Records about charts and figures
══════

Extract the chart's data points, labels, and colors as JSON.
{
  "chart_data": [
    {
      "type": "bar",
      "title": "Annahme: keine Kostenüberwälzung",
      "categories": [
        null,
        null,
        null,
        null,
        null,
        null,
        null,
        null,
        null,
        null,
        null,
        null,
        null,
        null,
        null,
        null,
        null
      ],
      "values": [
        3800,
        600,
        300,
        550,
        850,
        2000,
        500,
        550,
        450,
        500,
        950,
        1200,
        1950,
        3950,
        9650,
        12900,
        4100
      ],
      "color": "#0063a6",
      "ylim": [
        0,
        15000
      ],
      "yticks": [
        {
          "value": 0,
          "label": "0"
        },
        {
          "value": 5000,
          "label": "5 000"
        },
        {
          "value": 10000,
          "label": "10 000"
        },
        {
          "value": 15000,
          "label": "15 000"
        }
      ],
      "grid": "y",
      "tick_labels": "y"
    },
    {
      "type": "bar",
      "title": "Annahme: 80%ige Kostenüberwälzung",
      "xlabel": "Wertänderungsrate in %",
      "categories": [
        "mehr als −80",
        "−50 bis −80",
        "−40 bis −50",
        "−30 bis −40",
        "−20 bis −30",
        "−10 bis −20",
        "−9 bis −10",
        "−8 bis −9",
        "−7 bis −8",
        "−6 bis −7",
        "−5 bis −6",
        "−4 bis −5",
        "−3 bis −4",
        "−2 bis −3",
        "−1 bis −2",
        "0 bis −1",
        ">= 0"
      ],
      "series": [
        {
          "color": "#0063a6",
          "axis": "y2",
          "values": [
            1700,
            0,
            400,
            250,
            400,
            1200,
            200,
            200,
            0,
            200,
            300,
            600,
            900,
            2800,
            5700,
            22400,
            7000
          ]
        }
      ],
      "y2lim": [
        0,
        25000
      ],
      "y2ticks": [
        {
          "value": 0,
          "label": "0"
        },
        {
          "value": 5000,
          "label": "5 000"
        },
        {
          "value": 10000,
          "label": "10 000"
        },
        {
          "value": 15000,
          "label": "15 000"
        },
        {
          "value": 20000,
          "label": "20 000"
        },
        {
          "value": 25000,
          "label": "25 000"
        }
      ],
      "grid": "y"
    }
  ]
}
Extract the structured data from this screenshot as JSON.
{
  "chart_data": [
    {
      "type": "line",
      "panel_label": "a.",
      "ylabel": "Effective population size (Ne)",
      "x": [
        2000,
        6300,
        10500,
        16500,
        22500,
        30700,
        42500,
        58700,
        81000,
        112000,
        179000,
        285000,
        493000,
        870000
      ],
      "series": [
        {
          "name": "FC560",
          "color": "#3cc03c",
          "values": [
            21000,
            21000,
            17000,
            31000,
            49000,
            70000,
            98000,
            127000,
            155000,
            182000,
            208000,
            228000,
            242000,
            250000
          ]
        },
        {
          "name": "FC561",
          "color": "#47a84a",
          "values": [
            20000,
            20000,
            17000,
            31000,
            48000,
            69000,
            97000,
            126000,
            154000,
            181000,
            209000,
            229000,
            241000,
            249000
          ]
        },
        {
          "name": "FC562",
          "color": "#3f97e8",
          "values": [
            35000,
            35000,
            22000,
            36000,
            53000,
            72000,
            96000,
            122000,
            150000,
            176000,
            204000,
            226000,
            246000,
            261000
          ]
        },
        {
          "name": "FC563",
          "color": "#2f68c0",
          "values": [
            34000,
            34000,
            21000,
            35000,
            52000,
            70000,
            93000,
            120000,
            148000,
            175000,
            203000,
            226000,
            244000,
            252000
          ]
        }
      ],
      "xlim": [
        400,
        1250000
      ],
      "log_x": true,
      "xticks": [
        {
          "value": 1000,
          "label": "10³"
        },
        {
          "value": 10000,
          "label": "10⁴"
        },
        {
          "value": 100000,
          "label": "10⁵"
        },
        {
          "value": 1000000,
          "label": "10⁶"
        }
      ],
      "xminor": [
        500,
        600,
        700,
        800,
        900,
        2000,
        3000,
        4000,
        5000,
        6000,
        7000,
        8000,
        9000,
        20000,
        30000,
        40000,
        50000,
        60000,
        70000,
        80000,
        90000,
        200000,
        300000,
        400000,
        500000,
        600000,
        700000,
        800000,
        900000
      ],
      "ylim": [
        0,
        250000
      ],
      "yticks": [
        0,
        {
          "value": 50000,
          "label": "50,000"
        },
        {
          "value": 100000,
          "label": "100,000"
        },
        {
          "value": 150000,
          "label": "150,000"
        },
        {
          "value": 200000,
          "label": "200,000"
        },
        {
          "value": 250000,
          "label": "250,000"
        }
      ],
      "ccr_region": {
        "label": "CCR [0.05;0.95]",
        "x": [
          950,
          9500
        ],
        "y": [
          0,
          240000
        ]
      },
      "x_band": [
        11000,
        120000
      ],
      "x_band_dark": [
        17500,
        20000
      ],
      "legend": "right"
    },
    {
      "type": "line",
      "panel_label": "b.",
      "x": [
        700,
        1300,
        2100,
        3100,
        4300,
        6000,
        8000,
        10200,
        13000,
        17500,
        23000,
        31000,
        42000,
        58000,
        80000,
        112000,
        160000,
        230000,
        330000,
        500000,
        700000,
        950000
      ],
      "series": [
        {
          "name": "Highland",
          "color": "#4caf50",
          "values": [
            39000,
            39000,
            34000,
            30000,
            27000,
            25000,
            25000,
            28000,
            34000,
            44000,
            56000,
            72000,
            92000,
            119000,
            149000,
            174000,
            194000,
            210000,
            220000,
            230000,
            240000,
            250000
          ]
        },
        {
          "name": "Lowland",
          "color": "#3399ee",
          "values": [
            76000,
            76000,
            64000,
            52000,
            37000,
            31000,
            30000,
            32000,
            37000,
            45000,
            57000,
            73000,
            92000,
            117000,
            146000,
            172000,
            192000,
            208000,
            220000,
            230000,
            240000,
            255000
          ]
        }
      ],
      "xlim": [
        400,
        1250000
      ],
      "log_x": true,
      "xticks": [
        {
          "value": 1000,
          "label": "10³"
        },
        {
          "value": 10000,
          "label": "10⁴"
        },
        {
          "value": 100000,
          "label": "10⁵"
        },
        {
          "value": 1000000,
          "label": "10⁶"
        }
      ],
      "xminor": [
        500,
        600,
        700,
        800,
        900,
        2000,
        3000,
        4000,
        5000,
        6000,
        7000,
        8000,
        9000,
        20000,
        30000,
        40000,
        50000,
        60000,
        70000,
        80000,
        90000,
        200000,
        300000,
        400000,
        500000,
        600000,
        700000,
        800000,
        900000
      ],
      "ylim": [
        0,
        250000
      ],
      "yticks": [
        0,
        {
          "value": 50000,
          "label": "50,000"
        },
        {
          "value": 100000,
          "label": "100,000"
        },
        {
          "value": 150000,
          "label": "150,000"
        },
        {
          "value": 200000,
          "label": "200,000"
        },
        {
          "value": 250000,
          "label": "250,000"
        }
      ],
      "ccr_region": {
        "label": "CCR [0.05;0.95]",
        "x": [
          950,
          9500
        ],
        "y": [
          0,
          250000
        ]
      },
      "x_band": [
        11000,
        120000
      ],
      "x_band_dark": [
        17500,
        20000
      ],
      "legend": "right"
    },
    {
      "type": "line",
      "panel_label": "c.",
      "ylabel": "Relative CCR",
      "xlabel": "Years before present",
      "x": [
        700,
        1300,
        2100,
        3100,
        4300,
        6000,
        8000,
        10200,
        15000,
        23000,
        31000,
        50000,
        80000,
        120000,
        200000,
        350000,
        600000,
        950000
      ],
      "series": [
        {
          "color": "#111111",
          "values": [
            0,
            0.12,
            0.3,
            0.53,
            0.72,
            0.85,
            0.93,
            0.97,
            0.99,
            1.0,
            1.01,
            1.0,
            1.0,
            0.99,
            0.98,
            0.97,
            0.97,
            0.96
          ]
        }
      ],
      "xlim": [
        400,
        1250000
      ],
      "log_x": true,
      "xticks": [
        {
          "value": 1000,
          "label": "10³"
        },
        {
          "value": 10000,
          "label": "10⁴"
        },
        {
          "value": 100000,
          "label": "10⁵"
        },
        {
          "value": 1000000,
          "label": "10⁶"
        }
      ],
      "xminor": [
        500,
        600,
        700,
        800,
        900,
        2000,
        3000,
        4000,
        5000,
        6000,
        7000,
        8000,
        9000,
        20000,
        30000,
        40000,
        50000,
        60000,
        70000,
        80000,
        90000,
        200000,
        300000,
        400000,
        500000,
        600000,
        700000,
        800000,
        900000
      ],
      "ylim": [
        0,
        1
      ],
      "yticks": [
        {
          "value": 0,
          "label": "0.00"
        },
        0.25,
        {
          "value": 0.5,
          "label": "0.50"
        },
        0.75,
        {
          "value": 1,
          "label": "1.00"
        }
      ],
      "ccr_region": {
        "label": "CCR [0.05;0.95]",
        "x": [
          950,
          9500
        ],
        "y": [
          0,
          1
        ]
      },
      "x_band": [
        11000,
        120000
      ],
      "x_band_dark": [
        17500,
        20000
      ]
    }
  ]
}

══════

REQUIREMENT
Copy all lines in the listing above where the string "Annahme" appears.

RESPONSE
      "title": "Annahme: keine Kostenüberwälzung",
      "title": "Annahme: 80%ige Kostenüberwälzung",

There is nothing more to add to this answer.